OBJECTIVE: Tally the lines that contain the string "What" and state that total without comment.

[start of MATERIAL FOR THE TASK]

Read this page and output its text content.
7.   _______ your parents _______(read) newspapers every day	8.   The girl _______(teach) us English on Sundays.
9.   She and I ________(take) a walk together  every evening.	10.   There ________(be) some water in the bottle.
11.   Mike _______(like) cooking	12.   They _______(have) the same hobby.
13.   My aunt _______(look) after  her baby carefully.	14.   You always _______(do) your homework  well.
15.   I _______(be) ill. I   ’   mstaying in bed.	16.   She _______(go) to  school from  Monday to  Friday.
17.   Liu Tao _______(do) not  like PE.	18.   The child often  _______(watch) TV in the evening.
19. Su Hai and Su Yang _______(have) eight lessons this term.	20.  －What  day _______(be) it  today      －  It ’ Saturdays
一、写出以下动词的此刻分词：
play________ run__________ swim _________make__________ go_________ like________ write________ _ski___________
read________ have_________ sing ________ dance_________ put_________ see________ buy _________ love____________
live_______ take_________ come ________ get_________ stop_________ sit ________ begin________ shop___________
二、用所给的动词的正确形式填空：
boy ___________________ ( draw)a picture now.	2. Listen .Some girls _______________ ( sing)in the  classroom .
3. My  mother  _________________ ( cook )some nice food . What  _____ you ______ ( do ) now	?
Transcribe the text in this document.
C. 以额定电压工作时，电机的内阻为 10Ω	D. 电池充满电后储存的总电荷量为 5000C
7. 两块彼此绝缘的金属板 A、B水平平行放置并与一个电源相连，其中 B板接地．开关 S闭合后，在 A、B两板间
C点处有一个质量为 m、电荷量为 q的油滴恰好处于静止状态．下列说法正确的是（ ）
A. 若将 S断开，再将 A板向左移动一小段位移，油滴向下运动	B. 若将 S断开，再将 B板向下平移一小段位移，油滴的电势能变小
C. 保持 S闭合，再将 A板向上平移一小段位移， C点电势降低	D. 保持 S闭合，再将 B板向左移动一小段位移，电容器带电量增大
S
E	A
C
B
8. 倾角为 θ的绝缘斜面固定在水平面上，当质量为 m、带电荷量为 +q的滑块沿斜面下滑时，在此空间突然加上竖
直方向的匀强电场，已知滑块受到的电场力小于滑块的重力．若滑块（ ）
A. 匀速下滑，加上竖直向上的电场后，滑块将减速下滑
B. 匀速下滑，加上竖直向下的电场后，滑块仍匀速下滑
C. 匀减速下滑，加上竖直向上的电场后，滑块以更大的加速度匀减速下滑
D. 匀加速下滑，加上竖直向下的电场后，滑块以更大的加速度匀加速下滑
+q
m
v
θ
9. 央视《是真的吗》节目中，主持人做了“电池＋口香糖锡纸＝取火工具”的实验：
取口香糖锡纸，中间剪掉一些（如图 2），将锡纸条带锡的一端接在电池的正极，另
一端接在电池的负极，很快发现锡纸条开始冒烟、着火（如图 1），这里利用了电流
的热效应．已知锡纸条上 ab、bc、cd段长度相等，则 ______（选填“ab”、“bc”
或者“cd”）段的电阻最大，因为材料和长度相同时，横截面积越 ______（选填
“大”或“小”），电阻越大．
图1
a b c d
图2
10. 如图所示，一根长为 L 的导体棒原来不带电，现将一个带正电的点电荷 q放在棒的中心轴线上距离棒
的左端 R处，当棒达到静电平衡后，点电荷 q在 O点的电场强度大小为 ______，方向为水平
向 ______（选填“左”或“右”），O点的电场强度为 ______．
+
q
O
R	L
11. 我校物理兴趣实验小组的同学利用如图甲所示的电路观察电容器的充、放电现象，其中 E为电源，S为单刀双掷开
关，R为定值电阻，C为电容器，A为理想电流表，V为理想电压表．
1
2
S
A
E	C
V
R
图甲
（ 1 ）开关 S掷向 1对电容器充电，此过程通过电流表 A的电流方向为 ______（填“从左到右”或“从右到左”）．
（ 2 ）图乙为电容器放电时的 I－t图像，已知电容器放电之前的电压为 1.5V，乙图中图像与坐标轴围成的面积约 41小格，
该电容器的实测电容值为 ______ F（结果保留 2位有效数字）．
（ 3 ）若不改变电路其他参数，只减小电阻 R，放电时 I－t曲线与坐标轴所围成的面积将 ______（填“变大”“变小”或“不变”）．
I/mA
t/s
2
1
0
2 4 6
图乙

[end of MATERIAL FOR THE TASK]

RESULT BELOW: 2